## WORK INSTRUCTIONS
Transcribe every entry below word for word, but skip the pictures.
# # # # #
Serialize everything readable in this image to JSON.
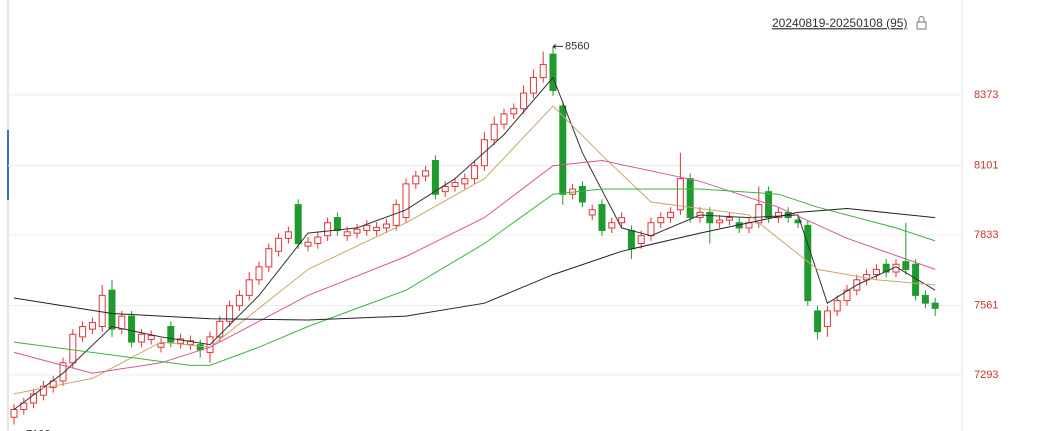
{
  "chart_data": {
    "type": "candlestick",
    "title": "20240819-20250108 (95)",
    "ylim": [
      7077,
      8739
    ],
    "yticks": [
      7293,
      7561,
      7833,
      8101,
      8373
    ],
    "grid": true,
    "up_color": "#e0343a",
    "down_color": "#1f9a2e",
    "candles": {
      "open": [
        7130,
        7160,
        7185,
        7215,
        7245,
        7270,
        7340,
        7440,
        7470,
        7480,
        7620,
        7470,
        7520,
        7420,
        7430,
        7400,
        7480,
        7415,
        7410,
        7410,
        7380,
        7440,
        7500,
        7560,
        7600,
        7660,
        7710,
        7770,
        7820,
        7950,
        7790,
        7800,
        7830,
        7900,
        7830,
        7840,
        7850,
        7850,
        7860,
        7870,
        7900,
        8030,
        8060,
        8120,
        8000,
        8020,
        8030,
        8050,
        8100,
        8200,
        8260,
        8300,
        8320,
        8380,
        8440,
        8530,
        8330,
        7990,
        8020,
        7910,
        7950,
        7860,
        7880,
        7850,
        7800,
        7830,
        7880,
        7900,
        7930,
        8050,
        7900,
        7920,
        7880,
        7890,
        7880,
        7860,
        7880,
        8000,
        7900,
        7920,
        7890,
        7870,
        7540,
        7480,
        7540,
        7580,
        7620,
        7660,
        7680,
        7720,
        7690,
        7730,
        7720,
        7600,
        7570
      ],
      "high": [
        7180,
        7205,
        7240,
        7270,
        7290,
        7360,
        7470,
        7500,
        7515,
        7640,
        7660,
        7540,
        7540,
        7470,
        7465,
        7435,
        7500,
        7452,
        7445,
        7430,
        7460,
        7520,
        7580,
        7620,
        7690,
        7730,
        7800,
        7840,
        7865,
        7970,
        7825,
        7845,
        7900,
        7920,
        7865,
        7875,
        7890,
        7882,
        7895,
        7970,
        8050,
        8080,
        8100,
        8140,
        8040,
        8055,
        8070,
        8120,
        8230,
        8290,
        8320,
        8340,
        8410,
        8470,
        8540,
        8560,
        8350,
        8030,
        8040,
        7950,
        7970,
        7900,
        7920,
        7870,
        7850,
        7900,
        7920,
        7940,
        8150,
        8070,
        7940,
        7940,
        7910,
        7920,
        7900,
        7900,
        8020,
        8020,
        7940,
        7940,
        7910,
        7890,
        7560,
        7560,
        7600,
        7640,
        7680,
        7700,
        7720,
        7740,
        7740,
        7880,
        7740,
        7620,
        7590
      ],
      "low": [
        7102,
        7140,
        7165,
        7195,
        7225,
        7250,
        7320,
        7420,
        7450,
        7460,
        7440,
        7450,
        7400,
        7400,
        7410,
        7380,
        7400,
        7395,
        7390,
        7360,
        7340,
        7420,
        7480,
        7540,
        7580,
        7640,
        7690,
        7750,
        7800,
        7780,
        7770,
        7780,
        7810,
        7830,
        7810,
        7820,
        7830,
        7830,
        7840,
        7850,
        7880,
        8010,
        8040,
        7970,
        7980,
        8000,
        8010,
        8030,
        8080,
        8180,
        8240,
        8280,
        8300,
        8360,
        8420,
        8370,
        7950,
        7970,
        7940,
        7890,
        7830,
        7840,
        7860,
        7740,
        7780,
        7810,
        7860,
        7880,
        7910,
        7880,
        7880,
        7800,
        7860,
        7870,
        7840,
        7840,
        7860,
        7880,
        7880,
        7880,
        7860,
        7560,
        7430,
        7440,
        7520,
        7560,
        7600,
        7640,
        7660,
        7670,
        7670,
        7680,
        7580,
        7550,
        7520
      ],
      "close": [
        7160,
        7185,
        7220,
        7250,
        7270,
        7340,
        7450,
        7480,
        7495,
        7600,
        7470,
        7520,
        7420,
        7450,
        7445,
        7415,
        7420,
        7432,
        7425,
        7390,
        7440,
        7500,
        7560,
        7600,
        7660,
        7710,
        7780,
        7820,
        7845,
        7800,
        7805,
        7825,
        7880,
        7850,
        7845,
        7855,
        7870,
        7862,
        7875,
        7950,
        8030,
        8060,
        8080,
        7990,
        8020,
        8035,
        8050,
        8100,
        8200,
        8260,
        8300,
        8320,
        8380,
        8440,
        8490,
        8390,
        7990,
        8010,
        7960,
        7930,
        7850,
        7880,
        7900,
        7780,
        7830,
        7880,
        7900,
        7920,
        8050,
        7900,
        7920,
        7880,
        7890,
        7900,
        7860,
        7880,
        7950,
        7900,
        7920,
        7900,
        7880,
        7580,
        7460,
        7540,
        7580,
        7620,
        7660,
        7680,
        7700,
        7690,
        7720,
        7700,
        7600,
        7570,
        7550
      ]
    },
    "high_label_index": 55,
    "low_label_index": 0,
    "lines": [
      {
        "color": "#333333",
        "x": [
          0,
          5,
          10,
          15,
          20,
          25,
          30,
          35,
          40,
          45,
          50,
          55,
          58,
          62,
          65,
          70,
          75,
          80,
          83,
          86,
          90,
          94
        ],
        "values": [
          7160,
          7300,
          7480,
          7440,
          7410,
          7600,
          7840,
          7860,
          7930,
          8050,
          8220,
          8440,
          8150,
          7860,
          7830,
          7910,
          7900,
          7910,
          7570,
          7640,
          7710,
          7620
        ]
      },
      {
        "color": "#c9a66b",
        "x": [
          0,
          8,
          15,
          20,
          30,
          40,
          48,
          55,
          60,
          65,
          75,
          82,
          88,
          94
        ],
        "values": [
          7220,
          7280,
          7420,
          7400,
          7700,
          7880,
          8050,
          8330,
          8140,
          7960,
          7910,
          7700,
          7660,
          7640
        ]
      },
      {
        "color": "#d4579b",
        "x": [
          0,
          8,
          15,
          20,
          30,
          40,
          48,
          55,
          60,
          70,
          78,
          85,
          94
        ],
        "values": [
          7380,
          7300,
          7340,
          7400,
          7600,
          7750,
          7900,
          8100,
          8120,
          8040,
          7940,
          7820,
          7700
        ]
      },
      {
        "color": "#3cb43c",
        "x": [
          0,
          10,
          18,
          20,
          25,
          30,
          40,
          48,
          55,
          60,
          70,
          78,
          82,
          90,
          94
        ],
        "values": [
          7420,
          7370,
          7330,
          7330,
          7400,
          7480,
          7620,
          7800,
          7990,
          8010,
          8010,
          7990,
          7940,
          7860,
          7810
        ]
      },
      {
        "color": "#222222",
        "x": [
          0,
          10,
          20,
          30,
          40,
          48,
          55,
          62,
          70,
          80,
          85,
          94
        ],
        "values": [
          7590,
          7530,
          7510,
          7505,
          7520,
          7570,
          7680,
          7770,
          7840,
          7920,
          7935,
          7900
        ]
      }
    ]
  }
}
# # # # #
## WRITTEN RESPONSE
Serialize everything readable in this image to JSON.
{
  "chart_data": {
    "type": "candlestick",
    "title": "20240819-20250108 (95)",
    "ylim": [
      7077,
      8739
    ],
    "yticks": [
      7293,
      7561,
      7833,
      8101,
      8373
    ],
    "grid": true,
    "up_color": "#e0343a",
    "down_color": "#1f9a2e",
    "candles": {
      "open": [
        7130,
        7160,
        7185,
        7215,
        7245,
        7270,
        7340,
        7440,
        7470,
        7480,
        7620,
        7470,
        7520,
        7420,
        7430,
        7400,
        7480,
        7415,
        7410,
        7410,
        7380,
        7440,
        7500,
        7560,
        7600,
        7660,
        7710,
        7770,
        7820,
        7950,
        7790,
        7800,
        7830,
        7900,
        7830,
        7840,
        7850,
        7850,
        7860,
        7870,
        7900,
        8030,
        8060,
        8120,
        8000,
        8020,
        8030,
        8050,
        8100,
        8200,
        8260,
        8300,
        8320,
        8380,
        8440,
        8530,
        8330,
        7990,
        8020,
        7910,
        7950,
        7860,
        7880,
        7850,
        7800,
        7830,
        7880,
        7900,
        7930,
        8050,
        7900,
        7920,
        7880,
        7890,
        7880,
        7860,
        7880,
        8000,
        7900,
        7920,
        7890,
        7870,
        7540,
        7480,
        7540,
        7580,
        7620,
        7660,
        7680,
        7720,
        7690,
        7730,
        7720,
        7600,
        7570
      ],
      "high": [
        7180,
        7205,
        7240,
        7270,
        7290,
        7360,
        7470,
        7500,
        7515,
        7640,
        7660,
        7540,
        7540,
        7470,
        7465,
        7435,
        7500,
        7452,
        7445,
        7430,
        7460,
        7520,
        7580,
        7620,
        7690,
        7730,
        7800,
        7840,
        7865,
        7970,
        7825,
        7845,
        7900,
        7920,
        7865,
        7875,
        7890,
        7882,
        7895,
        7970,
        8050,
        8080,
        8100,
        8140,
        8040,
        8055,
        8070,
        8120,
        8230,
        8290,
        8320,
        8340,
        8410,
        8470,
        8540,
        8560,
        8350,
        8030,
        8040,
        7950,
        7970,
        7900,
        7920,
        7870,
        7850,
        7900,
        7920,
        7940,
        8150,
        8070,
        7940,
        7940,
        7910,
        7920,
        7900,
        7900,
        8020,
        8020,
        7940,
        7940,
        7910,
        7890,
        7560,
        7560,
        7600,
        7640,
        7680,
        7700,
        7720,
        7740,
        7740,
        7880,
        7740,
        7620,
        7590
      ],
      "low": [
        7102,
        7140,
        7165,
        7195,
        7225,
        7250,
        7320,
        7420,
        7450,
        7460,
        7440,
        7450,
        7400,
        7400,
        7410,
        7380,
        7400,
        7395,
        7390,
        7360,
        7340,
        7420,
        7480,
        7540,
        7580,
        7640,
        7690,
        7750,
        7800,
        7780,
        7770,
        7780,
        7810,
        7830,
        7810,
        7820,
        7830,
        7830,
        7840,
        7850,
        7880,
        8010,
        8040,
        7970,
        7980,
        8000,
        8010,
        8030,
        8080,
        8180,
        8240,
        8280,
        8300,
        8360,
        8420,
        8370,
        7950,
        7970,
        7940,
        7890,
        7830,
        7840,
        7860,
        7740,
        7780,
        7810,
        7860,
        7880,
        7910,
        7880,
        7880,
        7800,
        7860,
        7870,
        7840,
        7840,
        7860,
        7880,
        7880,
        7880,
        7860,
        7560,
        7430,
        7440,
        7520,
        7560,
        7600,
        7640,
        7660,
        7670,
        7670,
        7680,
        7580,
        7550,
        7520
      ],
      "close": [
        7160,
        7185,
        7220,
        7250,
        7270,
        7340,
        7450,
        7480,
        7495,
        7600,
        7470,
        7520,
        7420,
        7450,
        7445,
        7415,
        7420,
        7432,
        7425,
        7390,
        7440,
        7500,
        7560,
        7600,
        7660,
        7710,
        7780,
        7820,
        7845,
        7800,
        7805,
        7825,
        7880,
        7850,
        7845,
        7855,
        7870,
        7862,
        7875,
        7950,
        8030,
        8060,
        8080,
        7990,
        8020,
        8035,
        8050,
        8100,
        8200,
        8260,
        8300,
        8320,
        8380,
        8440,
        8490,
        8390,
        7990,
        8010,
        7960,
        7930,
        7850,
        7880,
        7900,
        7780,
        7830,
        7880,
        7900,
        7920,
        8050,
        7900,
        7920,
        7880,
        7890,
        7900,
        7860,
        7880,
        7950,
        7900,
        7920,
        7900,
        7880,
        7580,
        7460,
        7540,
        7580,
        7620,
        7660,
        7680,
        7700,
        7690,
        7720,
        7700,
        7600,
        7570,
        7550
      ]
    },
    "high_label_index": 55,
    "low_label_index": 0,
    "lines": [
      {
        "color": "#333333",
        "x": [
          0,
          5,
          10,
          15,
          20,
          25,
          30,
          35,
          40,
          45,
          50,
          55,
          58,
          62,
          65,
          70,
          75,
          80,
          83,
          86,
          90,
          94
        ],
        "values": [
          7160,
          7300,
          7480,
          7440,
          7410,
          7600,
          7840,
          7860,
          7930,
          8050,
          8220,
          8440,
          8150,
          7860,
          7830,
          7910,
          7900,
          7910,
          7570,
          7640,
          7710,
          7620
        ]
      },
      {
        "color": "#c9a66b",
        "x": [
          0,
          8,
          15,
          20,
          30,
          40,
          48,
          55,
          60,
          65,
          75,
          82,
          88,
          94
        ],
        "values": [
          7220,
          7280,
          7420,
          7400,
          7700,
          7880,
          8050,
          8330,
          8140,
          7960,
          7910,
          7700,
          7660,
          7640
        ]
      },
      {
        "color": "#d4579b",
        "x": [
          0,
          8,
          15,
          20,
          30,
          40,
          48,
          55,
          60,
          70,
          78,
          85,
          94
        ],
        "values": [
          7380,
          7300,
          7340,
          7400,
          7600,
          7750,
          7900,
          8100,
          8120,
          8040,
          7940,
          7820,
          7700
        ]
      },
      {
        "color": "#3cb43c",
        "x": [
          0,
          10,
          18,
          20,
          25,
          30,
          40,
          48,
          55,
          60,
          70,
          78,
          82,
          90,
          94
        ],
        "values": [
          7420,
          7370,
          7330,
          7330,
          7400,
          7480,
          7620,
          7800,
          7990,
          8010,
          8010,
          7990,
          7940,
          7860,
          7810
        ]
      },
      {
        "color": "#222222",
        "x": [
          0,
          10,
          20,
          30,
          40,
          48,
          55,
          62,
          70,
          80,
          85,
          94
        ],
        "values": [
          7590,
          7530,
          7510,
          7505,
          7520,
          7570,
          7680,
          7770,
          7840,
          7920,
          7935,
          7900
        ]
      }
    ]
  }
}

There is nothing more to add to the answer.